■ Given records ■
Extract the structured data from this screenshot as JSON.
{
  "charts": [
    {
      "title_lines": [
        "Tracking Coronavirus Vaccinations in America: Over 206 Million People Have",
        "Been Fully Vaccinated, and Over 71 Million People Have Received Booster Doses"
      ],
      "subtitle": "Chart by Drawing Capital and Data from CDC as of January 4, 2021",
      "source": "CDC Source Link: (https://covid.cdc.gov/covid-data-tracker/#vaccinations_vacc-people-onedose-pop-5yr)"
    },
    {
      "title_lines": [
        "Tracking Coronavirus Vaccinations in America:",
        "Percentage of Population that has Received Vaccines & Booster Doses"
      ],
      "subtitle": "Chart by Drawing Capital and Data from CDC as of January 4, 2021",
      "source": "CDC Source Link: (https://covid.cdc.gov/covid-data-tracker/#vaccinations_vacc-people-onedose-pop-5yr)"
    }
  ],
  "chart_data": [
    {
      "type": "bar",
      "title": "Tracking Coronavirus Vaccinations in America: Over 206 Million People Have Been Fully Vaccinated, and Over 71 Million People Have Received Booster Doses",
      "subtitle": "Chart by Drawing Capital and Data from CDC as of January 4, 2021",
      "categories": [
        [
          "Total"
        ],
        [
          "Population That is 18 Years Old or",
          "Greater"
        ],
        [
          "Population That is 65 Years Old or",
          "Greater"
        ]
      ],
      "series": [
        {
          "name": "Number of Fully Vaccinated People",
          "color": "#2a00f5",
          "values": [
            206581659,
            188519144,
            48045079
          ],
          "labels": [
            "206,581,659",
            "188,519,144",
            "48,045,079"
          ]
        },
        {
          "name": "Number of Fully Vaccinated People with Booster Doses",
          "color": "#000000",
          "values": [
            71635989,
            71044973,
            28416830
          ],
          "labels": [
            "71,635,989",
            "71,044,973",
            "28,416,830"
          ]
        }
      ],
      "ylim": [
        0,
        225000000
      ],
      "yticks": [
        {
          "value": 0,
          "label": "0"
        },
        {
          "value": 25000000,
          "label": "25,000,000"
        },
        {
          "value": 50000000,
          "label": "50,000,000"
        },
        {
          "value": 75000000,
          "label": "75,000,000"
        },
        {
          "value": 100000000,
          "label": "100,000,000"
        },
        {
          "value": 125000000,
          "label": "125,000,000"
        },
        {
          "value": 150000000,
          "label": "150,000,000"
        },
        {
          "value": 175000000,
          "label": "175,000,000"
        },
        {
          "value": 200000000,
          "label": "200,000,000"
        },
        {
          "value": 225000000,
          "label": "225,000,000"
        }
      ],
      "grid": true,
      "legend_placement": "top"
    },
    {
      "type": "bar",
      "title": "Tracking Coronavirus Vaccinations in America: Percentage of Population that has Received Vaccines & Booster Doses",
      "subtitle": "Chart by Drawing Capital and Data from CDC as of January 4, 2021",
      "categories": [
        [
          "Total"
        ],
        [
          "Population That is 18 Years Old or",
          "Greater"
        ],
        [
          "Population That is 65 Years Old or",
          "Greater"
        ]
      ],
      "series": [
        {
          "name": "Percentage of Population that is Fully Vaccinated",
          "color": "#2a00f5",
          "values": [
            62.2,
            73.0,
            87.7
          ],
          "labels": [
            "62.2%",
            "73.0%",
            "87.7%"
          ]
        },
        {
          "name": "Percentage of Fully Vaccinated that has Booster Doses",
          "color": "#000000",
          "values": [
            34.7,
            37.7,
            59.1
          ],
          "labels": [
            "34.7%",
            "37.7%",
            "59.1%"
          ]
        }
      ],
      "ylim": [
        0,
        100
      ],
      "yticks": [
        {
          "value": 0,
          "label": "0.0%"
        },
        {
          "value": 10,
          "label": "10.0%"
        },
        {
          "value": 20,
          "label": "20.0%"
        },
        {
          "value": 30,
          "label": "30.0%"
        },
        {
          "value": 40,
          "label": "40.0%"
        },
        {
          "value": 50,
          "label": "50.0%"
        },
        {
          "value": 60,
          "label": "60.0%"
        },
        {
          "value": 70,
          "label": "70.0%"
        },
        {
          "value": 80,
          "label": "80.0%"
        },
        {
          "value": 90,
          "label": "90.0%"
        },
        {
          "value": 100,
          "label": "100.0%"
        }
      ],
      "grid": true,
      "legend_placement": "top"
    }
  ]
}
...
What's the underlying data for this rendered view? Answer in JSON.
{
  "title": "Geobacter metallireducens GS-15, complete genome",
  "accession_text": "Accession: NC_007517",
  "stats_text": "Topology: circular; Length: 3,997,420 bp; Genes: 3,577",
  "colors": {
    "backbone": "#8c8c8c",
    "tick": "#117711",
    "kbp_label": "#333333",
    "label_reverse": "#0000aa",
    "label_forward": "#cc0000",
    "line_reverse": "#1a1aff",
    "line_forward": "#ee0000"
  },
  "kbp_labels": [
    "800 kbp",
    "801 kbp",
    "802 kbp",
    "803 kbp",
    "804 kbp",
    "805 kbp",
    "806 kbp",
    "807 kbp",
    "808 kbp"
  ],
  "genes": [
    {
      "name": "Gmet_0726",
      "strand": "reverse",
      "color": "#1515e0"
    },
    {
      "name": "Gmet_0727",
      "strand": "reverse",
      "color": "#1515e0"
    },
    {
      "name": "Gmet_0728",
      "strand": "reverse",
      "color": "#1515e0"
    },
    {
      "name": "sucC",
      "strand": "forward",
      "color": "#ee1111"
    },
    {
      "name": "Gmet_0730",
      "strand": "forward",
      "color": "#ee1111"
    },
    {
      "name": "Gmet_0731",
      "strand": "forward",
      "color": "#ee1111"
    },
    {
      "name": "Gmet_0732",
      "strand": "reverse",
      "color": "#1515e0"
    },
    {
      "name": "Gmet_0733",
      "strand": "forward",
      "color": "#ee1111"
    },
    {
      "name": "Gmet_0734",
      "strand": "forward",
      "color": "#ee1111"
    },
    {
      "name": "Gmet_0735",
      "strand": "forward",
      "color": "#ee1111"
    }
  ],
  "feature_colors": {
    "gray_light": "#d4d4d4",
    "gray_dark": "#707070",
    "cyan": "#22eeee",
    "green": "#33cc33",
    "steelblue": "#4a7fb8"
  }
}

■ Problem description ■
Throughout the data above, find each line that includes the string "Have"; state only how many there are.

■ Completed exercise ■
3